EXERCISE AIM:
Go through the listing below and list every line with "ΓΕΩΡΓΙΑ".

Figure data in JSON:
⟨
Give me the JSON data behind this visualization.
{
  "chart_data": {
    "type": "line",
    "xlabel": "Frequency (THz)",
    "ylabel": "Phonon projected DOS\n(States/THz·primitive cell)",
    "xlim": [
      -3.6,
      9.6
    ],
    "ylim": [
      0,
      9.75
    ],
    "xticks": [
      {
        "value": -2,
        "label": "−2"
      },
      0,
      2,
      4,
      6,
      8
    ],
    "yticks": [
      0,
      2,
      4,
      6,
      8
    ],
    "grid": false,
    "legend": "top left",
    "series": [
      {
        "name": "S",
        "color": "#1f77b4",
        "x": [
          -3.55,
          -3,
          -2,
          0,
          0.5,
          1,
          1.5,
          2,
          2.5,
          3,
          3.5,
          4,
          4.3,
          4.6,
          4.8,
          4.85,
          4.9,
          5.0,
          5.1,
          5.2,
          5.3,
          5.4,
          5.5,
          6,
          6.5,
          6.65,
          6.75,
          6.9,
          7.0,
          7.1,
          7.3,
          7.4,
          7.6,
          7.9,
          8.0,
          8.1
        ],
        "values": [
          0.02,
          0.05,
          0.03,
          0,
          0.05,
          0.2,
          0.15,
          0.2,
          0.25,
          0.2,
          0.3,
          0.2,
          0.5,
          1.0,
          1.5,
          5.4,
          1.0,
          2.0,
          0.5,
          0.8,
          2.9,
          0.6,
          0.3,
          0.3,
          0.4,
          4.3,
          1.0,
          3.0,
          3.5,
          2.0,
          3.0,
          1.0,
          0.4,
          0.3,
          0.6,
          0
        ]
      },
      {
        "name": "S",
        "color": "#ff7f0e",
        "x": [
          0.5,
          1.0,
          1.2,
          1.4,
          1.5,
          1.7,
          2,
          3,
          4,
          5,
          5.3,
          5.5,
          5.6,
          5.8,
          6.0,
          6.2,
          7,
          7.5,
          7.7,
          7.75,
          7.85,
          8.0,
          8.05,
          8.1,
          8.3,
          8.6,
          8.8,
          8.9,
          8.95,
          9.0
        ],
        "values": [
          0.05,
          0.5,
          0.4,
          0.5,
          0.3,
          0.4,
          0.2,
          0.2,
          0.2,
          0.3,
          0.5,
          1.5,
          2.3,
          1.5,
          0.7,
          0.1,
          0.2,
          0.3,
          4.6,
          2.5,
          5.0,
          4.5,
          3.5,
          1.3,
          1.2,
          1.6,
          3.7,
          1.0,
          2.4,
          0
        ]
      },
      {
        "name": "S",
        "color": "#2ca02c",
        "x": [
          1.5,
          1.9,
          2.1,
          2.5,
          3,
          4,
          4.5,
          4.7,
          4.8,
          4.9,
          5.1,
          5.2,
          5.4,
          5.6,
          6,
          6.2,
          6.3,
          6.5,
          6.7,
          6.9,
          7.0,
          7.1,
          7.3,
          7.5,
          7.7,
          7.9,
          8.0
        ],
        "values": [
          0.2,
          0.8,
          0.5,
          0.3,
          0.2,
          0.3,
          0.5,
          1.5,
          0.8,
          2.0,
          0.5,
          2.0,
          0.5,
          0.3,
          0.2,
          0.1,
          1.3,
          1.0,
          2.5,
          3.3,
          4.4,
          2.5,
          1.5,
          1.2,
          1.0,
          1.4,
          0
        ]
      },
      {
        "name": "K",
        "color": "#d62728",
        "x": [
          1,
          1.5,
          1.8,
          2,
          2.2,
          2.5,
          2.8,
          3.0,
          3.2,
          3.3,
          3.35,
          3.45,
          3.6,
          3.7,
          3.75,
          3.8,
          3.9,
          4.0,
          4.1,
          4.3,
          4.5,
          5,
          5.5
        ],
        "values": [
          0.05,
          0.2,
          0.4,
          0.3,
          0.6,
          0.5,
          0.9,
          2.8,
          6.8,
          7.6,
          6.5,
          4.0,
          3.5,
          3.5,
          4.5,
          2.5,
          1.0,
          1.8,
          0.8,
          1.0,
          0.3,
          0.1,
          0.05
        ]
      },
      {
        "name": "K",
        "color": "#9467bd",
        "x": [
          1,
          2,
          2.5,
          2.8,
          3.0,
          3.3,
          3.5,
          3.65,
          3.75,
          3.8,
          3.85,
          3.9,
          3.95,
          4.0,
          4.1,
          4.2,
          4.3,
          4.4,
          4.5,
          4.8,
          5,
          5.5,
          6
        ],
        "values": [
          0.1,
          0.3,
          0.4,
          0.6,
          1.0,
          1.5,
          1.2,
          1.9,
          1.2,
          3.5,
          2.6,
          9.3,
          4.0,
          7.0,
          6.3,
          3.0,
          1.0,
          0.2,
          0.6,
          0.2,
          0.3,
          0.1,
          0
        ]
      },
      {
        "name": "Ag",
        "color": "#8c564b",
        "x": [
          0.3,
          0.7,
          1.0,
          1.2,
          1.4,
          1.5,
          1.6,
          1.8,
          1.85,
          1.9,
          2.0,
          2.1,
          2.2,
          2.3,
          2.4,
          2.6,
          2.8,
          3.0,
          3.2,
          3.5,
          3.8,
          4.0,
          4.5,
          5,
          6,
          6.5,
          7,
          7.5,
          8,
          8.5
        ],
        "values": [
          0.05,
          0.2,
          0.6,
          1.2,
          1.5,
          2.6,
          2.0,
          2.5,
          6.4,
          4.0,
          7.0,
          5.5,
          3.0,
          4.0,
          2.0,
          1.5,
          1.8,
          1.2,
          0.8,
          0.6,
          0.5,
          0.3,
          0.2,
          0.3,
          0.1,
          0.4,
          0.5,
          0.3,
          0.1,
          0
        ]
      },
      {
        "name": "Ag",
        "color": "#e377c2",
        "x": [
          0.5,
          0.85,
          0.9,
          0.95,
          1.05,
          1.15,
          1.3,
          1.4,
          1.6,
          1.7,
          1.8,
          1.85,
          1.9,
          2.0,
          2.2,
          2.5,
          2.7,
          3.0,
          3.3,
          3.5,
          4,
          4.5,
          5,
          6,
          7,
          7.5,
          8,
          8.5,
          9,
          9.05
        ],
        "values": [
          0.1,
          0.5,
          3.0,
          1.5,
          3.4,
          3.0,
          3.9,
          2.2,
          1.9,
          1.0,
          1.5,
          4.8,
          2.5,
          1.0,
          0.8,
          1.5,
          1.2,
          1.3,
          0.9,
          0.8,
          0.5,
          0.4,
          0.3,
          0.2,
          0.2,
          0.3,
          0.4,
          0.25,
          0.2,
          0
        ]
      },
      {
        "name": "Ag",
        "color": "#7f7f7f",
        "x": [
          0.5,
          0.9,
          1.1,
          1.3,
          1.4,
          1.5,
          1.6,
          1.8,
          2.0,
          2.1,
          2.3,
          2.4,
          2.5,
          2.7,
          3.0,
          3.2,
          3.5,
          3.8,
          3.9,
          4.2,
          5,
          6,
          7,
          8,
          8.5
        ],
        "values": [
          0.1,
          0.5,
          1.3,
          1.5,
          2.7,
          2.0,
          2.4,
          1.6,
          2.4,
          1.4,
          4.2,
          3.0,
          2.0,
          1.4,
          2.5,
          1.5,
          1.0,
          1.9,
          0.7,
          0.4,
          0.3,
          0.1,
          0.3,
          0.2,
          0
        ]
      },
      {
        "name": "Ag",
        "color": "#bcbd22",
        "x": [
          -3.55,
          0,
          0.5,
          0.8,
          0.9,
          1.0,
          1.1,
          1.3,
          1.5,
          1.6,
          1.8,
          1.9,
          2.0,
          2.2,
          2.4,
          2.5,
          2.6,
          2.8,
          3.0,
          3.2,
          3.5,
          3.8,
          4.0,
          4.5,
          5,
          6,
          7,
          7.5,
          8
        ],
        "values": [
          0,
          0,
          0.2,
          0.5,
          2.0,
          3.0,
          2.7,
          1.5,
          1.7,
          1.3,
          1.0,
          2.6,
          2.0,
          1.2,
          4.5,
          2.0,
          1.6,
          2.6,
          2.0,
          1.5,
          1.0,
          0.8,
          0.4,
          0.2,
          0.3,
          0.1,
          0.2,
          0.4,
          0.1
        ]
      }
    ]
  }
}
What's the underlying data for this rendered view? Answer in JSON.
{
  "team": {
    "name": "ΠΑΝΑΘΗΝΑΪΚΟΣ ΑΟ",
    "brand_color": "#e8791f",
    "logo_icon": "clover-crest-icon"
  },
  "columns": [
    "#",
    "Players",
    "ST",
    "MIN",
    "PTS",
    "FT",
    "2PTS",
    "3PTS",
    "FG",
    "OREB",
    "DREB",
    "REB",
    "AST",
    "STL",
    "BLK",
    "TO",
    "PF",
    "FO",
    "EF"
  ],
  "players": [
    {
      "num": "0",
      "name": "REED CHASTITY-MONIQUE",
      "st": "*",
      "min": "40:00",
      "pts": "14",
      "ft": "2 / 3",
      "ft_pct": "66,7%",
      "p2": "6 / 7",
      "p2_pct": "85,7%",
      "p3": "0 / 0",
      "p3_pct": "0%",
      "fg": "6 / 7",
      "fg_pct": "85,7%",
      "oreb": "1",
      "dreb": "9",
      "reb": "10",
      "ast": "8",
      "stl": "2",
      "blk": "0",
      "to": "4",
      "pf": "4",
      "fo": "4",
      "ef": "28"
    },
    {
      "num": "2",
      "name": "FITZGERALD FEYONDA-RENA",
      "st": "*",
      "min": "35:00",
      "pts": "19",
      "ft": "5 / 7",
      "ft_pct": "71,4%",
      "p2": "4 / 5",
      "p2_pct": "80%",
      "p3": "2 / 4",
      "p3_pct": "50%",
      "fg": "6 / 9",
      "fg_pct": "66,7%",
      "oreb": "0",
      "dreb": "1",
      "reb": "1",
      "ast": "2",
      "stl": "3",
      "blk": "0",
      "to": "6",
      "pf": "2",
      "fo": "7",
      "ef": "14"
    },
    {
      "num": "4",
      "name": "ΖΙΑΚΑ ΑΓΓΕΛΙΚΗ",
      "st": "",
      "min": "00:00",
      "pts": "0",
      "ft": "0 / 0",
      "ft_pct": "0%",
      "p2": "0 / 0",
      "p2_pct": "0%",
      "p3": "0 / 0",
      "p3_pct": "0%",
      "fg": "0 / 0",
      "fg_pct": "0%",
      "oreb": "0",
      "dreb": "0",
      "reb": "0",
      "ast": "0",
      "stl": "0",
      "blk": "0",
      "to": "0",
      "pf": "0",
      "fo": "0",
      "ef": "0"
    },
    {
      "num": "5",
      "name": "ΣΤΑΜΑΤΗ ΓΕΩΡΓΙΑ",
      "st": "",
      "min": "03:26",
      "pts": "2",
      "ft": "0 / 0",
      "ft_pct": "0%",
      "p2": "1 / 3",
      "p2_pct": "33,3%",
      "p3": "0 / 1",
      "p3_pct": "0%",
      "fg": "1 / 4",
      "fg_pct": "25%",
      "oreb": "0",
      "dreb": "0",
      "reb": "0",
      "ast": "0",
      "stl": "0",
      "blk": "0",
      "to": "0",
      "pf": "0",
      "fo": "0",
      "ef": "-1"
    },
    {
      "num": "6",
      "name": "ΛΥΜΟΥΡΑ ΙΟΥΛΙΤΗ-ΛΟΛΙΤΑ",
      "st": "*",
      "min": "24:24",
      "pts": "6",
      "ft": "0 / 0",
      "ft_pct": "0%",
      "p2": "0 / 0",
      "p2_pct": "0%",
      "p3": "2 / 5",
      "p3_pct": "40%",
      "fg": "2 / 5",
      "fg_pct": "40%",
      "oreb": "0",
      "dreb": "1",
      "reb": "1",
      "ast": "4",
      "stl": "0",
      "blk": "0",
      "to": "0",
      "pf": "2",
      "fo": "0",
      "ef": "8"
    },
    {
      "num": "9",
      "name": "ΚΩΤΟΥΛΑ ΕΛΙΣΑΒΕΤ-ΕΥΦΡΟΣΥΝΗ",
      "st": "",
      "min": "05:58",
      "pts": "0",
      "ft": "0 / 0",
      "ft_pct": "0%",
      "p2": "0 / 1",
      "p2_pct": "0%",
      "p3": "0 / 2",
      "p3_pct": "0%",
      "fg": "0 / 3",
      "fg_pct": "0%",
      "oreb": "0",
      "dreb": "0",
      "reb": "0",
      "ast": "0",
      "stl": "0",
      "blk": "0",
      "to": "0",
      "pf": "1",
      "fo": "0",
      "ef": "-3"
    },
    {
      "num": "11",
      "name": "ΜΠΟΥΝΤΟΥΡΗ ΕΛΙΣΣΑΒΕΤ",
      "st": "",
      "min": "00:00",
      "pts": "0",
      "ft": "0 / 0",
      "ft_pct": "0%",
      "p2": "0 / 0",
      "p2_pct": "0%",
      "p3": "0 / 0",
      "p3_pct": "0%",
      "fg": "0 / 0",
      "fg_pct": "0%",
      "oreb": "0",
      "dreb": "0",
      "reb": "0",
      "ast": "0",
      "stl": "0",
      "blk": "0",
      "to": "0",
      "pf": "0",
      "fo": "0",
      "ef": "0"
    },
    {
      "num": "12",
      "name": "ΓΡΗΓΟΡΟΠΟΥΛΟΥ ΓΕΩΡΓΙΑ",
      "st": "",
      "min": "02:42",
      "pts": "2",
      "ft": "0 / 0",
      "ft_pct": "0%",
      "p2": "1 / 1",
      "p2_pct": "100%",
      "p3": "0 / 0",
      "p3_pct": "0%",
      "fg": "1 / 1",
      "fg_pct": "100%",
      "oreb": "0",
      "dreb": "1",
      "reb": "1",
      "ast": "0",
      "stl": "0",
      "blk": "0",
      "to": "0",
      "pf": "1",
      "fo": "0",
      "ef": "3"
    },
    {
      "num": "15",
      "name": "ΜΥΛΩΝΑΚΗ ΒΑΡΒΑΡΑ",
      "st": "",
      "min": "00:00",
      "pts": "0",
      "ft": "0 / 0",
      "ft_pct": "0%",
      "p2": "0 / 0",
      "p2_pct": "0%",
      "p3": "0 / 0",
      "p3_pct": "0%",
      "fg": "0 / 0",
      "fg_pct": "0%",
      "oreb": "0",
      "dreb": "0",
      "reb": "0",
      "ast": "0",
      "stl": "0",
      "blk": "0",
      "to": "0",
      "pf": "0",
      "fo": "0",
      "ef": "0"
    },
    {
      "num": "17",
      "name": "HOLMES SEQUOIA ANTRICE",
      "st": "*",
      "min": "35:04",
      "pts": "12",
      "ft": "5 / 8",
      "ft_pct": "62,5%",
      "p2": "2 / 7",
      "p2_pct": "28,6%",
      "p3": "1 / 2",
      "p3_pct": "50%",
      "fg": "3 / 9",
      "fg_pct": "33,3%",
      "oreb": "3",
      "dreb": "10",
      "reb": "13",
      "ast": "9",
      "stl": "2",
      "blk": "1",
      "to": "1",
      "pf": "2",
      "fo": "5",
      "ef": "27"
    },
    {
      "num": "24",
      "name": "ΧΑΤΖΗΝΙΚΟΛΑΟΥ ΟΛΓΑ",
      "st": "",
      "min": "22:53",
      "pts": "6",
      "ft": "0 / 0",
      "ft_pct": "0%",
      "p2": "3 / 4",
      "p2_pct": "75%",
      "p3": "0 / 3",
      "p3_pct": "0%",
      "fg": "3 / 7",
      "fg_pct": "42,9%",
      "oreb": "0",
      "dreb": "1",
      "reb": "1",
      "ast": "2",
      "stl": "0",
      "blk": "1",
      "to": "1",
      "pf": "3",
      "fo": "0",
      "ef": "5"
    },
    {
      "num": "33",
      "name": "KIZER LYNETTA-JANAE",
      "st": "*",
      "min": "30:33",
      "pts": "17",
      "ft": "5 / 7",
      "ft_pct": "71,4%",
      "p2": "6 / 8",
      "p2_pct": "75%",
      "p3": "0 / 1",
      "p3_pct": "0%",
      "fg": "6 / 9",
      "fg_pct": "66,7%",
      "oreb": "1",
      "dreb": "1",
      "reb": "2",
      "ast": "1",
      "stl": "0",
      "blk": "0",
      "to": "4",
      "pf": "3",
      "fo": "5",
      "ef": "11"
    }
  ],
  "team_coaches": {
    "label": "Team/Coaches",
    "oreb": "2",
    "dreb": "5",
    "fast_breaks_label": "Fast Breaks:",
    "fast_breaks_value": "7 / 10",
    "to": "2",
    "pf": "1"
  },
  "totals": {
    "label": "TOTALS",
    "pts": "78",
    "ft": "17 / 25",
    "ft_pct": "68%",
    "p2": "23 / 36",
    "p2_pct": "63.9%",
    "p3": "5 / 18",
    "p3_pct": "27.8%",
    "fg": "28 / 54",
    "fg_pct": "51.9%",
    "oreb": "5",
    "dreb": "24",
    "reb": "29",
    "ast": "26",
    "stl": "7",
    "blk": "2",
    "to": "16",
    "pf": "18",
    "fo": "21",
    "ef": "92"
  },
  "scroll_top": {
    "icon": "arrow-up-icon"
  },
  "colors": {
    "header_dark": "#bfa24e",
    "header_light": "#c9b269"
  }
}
⟩
EXERCISE RESPONSE:
      "name": "ΣΤΑΜΑΤΗ ΓΕΩΡΓΙΑ",
      "name": "ΓΡΗΓΟΡΟΠΟΥΛΟΥ ΓΕΩΡΓΙΑ",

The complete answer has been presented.